### Problem to work on
Write out the material exactly, with the pictures left out.

## BEGIN Data shown

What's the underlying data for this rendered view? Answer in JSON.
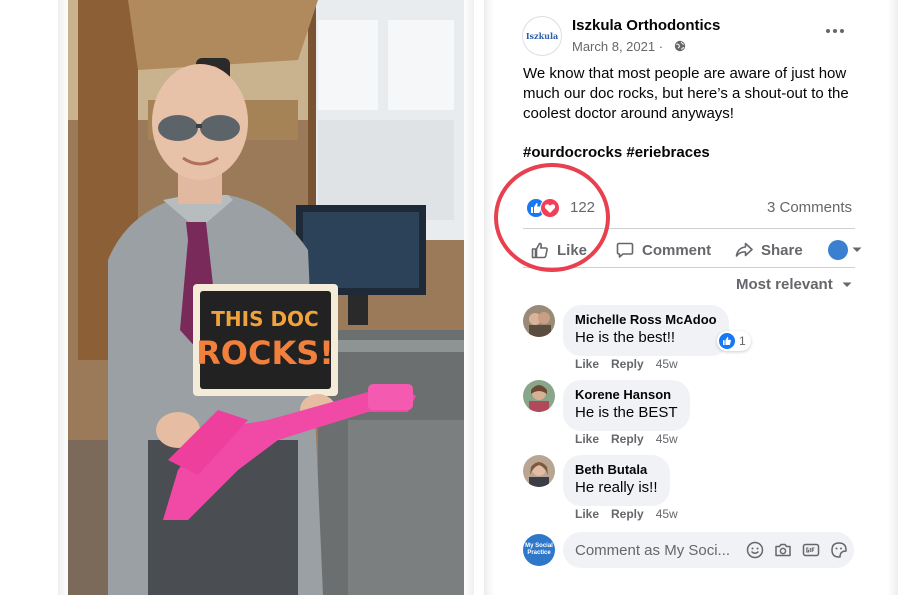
{
  "post": {
    "page_name": "Iszkula Orthodontics",
    "page_logo_text": "Iszkula",
    "date": "March 8, 2021 ·",
    "text": "We know that most people are aware of just how much our doc rocks, but here’s a shout-out to the coolest doctor around anyways!",
    "hashtags": "#ourdocrocks #eriebraces",
    "reaction_count": "122",
    "comments_count": "3 Comments",
    "reactions": [
      "like-icon",
      "love-icon"
    ],
    "annotation_color": "#e8404e"
  },
  "photo": {
    "sign_line1": "THIS DOC",
    "sign_line2": "ROCKS!"
  },
  "actions": {
    "like": "Like",
    "comment": "Comment",
    "share": "Share"
  },
  "sort_label": "Most relevant",
  "comments": [
    {
      "name": "Michelle Ross McAdoo",
      "text": "He is the best!!",
      "like": "Like",
      "reply": "Reply",
      "time": "45w",
      "reaction_count": "1"
    },
    {
      "name": "Korene Hanson",
      "text": "He is the BEST",
      "like": "Like",
      "reply": "Reply",
      "time": "45w"
    },
    {
      "name": "Beth Butala",
      "text": "He really is!!",
      "like": "Like",
      "reply": "Reply",
      "time": "45w"
    }
  ],
  "composer": {
    "placeholder": "Comment as My Soci...",
    "avatar_text": "My Social Practice"
  },
  "colors": {
    "facebook_blue": "#1877f2",
    "love_red": "#f33e58",
    "secondary_text": "#65676b",
    "sign_pink": "#f04aa6"
  }
}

## END Data shown

### Answer below
What's the underlying data for this rendered view? Answer in JSON.
{
  "post": {
    "page_name": "Iszkula Orthodontics",
    "page_logo_text": "Iszkula",
    "date": "March 8, 2021 ·",
    "text": "We know that most people are aware of just how much our doc rocks, but here’s a shout-out to the coolest doctor around anyways!",
    "hashtags": "#ourdocrocks #eriebraces",
    "reaction_count": "122",
    "comments_count": "3 Comments",
    "reactions": [
      "like-icon",
      "love-icon"
    ],
    "annotation_color": "#e8404e"
  },
  "photo": {
    "sign_line1": "THIS DOC",
    "sign_line2": "ROCKS!"
  },
  "actions": {
    "like": "Like",
    "comment": "Comment",
    "share": "Share"
  },
  "sort_label": "Most relevant",
  "comments": [
    {
      "name": "Michelle Ross McAdoo",
      "text": "He is the best!!",
      "like": "Like",
      "reply": "Reply",
      "time": "45w",
      "reaction_count": "1"
    },
    {
      "name": "Korene Hanson",
      "text": "He is the BEST",
      "like": "Like",
      "reply": "Reply",
      "time": "45w"
    },
    {
      "name": "Beth Butala",
      "text": "He really is!!",
      "like": "Like",
      "reply": "Reply",
      "time": "45w"
    }
  ],
  "composer": {
    "placeholder": "Comment as My Soci...",
    "avatar_text": "My Social Practice"
  },
  "colors": {
    "facebook_blue": "#1877f2",
    "love_red": "#f33e58",
    "secondary_text": "#65676b",
    "sign_pink": "#f04aa6"
  }
}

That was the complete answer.